What is asked |
Output all lines exactly.

Data in this exercise |
^^^^^^^^^^^^^^^^
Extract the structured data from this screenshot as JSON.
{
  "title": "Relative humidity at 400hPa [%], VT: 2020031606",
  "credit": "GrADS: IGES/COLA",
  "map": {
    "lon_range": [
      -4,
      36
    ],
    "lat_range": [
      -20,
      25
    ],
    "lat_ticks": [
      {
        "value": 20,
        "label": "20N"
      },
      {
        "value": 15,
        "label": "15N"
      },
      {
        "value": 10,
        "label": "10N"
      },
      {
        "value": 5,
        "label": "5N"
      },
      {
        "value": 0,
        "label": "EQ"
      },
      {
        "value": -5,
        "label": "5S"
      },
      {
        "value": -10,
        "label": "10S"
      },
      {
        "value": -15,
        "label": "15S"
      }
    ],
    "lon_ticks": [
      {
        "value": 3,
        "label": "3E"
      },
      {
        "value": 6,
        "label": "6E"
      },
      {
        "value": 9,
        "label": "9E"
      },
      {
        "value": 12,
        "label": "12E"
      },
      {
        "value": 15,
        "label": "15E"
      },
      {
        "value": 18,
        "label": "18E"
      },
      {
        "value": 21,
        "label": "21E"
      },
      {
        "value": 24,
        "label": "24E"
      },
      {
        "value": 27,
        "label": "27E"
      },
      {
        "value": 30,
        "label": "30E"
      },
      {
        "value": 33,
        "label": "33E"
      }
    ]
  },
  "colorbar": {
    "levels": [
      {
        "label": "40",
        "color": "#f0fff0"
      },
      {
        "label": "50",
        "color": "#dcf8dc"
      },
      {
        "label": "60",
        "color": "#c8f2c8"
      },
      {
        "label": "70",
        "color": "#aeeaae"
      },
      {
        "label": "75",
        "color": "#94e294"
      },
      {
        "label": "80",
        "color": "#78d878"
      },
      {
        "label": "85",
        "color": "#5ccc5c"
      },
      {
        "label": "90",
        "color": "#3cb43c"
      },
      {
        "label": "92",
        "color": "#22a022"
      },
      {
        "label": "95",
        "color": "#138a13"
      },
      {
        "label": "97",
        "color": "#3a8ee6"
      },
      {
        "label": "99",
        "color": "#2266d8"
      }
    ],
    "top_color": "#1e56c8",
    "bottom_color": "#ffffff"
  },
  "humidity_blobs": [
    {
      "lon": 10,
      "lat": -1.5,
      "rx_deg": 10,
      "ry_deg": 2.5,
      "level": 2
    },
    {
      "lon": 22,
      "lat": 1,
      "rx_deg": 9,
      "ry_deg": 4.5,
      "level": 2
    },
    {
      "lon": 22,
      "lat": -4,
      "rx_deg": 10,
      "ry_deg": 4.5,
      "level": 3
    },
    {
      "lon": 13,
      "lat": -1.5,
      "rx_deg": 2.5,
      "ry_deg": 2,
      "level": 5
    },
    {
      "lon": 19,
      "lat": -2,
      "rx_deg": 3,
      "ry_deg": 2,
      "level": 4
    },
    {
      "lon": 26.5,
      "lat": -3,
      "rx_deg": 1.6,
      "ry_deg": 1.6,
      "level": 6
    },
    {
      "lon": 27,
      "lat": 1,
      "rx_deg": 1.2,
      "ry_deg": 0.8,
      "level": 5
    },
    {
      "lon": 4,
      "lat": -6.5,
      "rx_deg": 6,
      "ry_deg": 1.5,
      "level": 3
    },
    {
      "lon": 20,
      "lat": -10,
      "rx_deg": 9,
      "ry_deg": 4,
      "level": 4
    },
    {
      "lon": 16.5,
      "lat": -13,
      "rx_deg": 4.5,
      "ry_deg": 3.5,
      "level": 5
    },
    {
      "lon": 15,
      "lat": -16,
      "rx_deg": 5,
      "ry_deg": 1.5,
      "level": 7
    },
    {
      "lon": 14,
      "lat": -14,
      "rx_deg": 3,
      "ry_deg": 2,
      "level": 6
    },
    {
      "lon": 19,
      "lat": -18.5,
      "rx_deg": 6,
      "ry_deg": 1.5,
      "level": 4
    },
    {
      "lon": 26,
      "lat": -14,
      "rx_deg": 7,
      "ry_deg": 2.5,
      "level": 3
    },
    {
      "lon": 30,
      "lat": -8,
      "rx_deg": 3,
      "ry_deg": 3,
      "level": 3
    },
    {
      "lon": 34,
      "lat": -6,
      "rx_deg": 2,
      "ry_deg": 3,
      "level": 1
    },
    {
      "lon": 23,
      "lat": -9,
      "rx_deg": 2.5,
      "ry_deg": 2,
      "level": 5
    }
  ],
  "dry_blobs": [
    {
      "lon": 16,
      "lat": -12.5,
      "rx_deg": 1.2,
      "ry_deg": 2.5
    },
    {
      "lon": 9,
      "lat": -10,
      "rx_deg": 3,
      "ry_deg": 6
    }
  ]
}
^^^^^^^^^^^^^^^^
Exercise answer |
Extract the structured data from this screenshot as JSON.
{
  "title": "Relative humidity at 400hPa [%], VT: 2020031606",
  "credit": "GrADS: IGES/COLA",
  "map": {
    "lon_range": [
      -4,
      36
    ],
    "lat_range": [
      -20,
      25
    ],
    "lat_ticks": [
      {
        "value": 20,
        "label": "20N"
      },
      {
        "value": 15,
        "label": "15N"
      },
      {
        "value": 10,
        "label": "10N"
      },
      {
        "value": 5,
        "label": "5N"
      },
      {
        "value": 0,
        "label": "EQ"
      },
      {
        "value": -5,
        "label": "5S"
      },
      {
        "value": -10,
        "label": "10S"
      },
      {
        "value": -15,
        "label": "15S"
      }
    ],
    "lon_ticks": [
      {
        "value": 3,
        "label": "3E"
      },
      {
        "value": 6,
        "label": "6E"
      },
      {
        "value": 9,
        "label": "9E"
      },
      {
        "value": 12,
        "label": "12E"
      },
      {
        "value": 15,
        "label": "15E"
      },
      {
        "value": 18,
        "label": "18E"
      },
      {
        "value": 21,
        "label": "21E"
      },
      {
        "value": 24,
        "label": "24E"
      },
      {
        "value": 27,
        "label": "27E"
      },
      {
        "value": 30,
        "label": "30E"
      },
      {
        "value": 33,
        "label": "33E"
      }
    ]
  },
  "colorbar": {
    "levels": [
      {
        "label": "40",
        "color": "#f0fff0"
      },
      {
        "label": "50",
        "color": "#dcf8dc"
      },
      {
        "label": "60",
        "color": "#c8f2c8"
      },
      {
        "label": "70",
        "color": "#aeeaae"
      },
      {
        "label": "75",
        "color": "#94e294"
      },
      {
        "label": "80",
        "color": "#78d878"
      },
      {
        "label": "85",
        "color": "#5ccc5c"
      },
      {
        "label": "90",
        "color": "#3cb43c"
      },
      {
        "label": "92",
        "color": "#22a022"
      },
      {
        "label": "95",
        "color": "#138a13"
      },
      {
        "label": "97",
        "color": "#3a8ee6"
      },
      {
        "label": "99",
        "color": "#2266d8"
      }
    ],
    "top_color": "#1e56c8",
    "bottom_color": "#ffffff"
  },
  "humidity_blobs": [
    {
      "lon": 10,
      "lat": -1.5,
      "rx_deg": 10,
      "ry_deg": 2.5,
      "level": 2
    },
    {
      "lon": 22,
      "lat": 1,
      "rx_deg": 9,
      "ry_deg": 4.5,
      "level": 2
    },
    {
      "lon": 22,
      "lat": -4,
      "rx_deg": 10,
      "ry_deg": 4.5,
      "level": 3
    },
    {
      "lon": 13,
      "lat": -1.5,
      "rx_deg": 2.5,
      "ry_deg": 2,
      "level": 5
    },
    {
      "lon": 19,
      "lat": -2,
      "rx_deg": 3,
      "ry_deg": 2,
      "level": 4
    },
    {
      "lon": 26.5,
      "lat": -3,
      "rx_deg": 1.6,
      "ry_deg": 1.6,
      "level": 6
    },
    {
      "lon": 27,
      "lat": 1,
      "rx_deg": 1.2,
      "ry_deg": 0.8,
      "level": 5
    },
    {
      "lon": 4,
      "lat": -6.5,
      "rx_deg": 6,
      "ry_deg": 1.5,
      "level": 3
    },
    {
      "lon": 20,
      "lat": -10,
      "rx_deg": 9,
      "ry_deg": 4,
      "level": 4
    },
    {
      "lon": 16.5,
      "lat": -13,
      "rx_deg": 4.5,
      "ry_deg": 3.5,
      "level": 5
    },
    {
      "lon": 15,
      "lat": -16,
      "rx_deg": 5,
      "ry_deg": 1.5,
      "level": 7
    },
    {
      "lon": 14,
      "lat": -14,
      "rx_deg": 3,
      "ry_deg": 2,
      "level": 6
    },
    {
      "lon": 19,
      "lat": -18.5,
      "rx_deg": 6,
      "ry_deg": 1.5,
      "level": 4
    },
    {
      "lon": 26,
      "lat": -14,
      "rx_deg": 7,
      "ry_deg": 2.5,
      "level": 3
    },
    {
      "lon": 30,
      "lat": -8,
      "rx_deg": 3,
      "ry_deg": 3,
      "level": 3
    },
    {
      "lon": 34,
      "lat": -6,
      "rx_deg": 2,
      "ry_deg": 3,
      "level": 1
    },
    {
      "lon": 23,
      "lat": -9,
      "rx_deg": 2.5,
      "ry_deg": 2,
      "level": 5
    }
  ],
  "dry_blobs": [
    {
      "lon": 16,
      "lat": -12.5,
      "rx_deg": 1.2,
      "ry_deg": 2.5
    },
    {
      "lon": 9,
      "lat": -10,
      "rx_deg": 3,
      "ry_deg": 6
    }
  ]
}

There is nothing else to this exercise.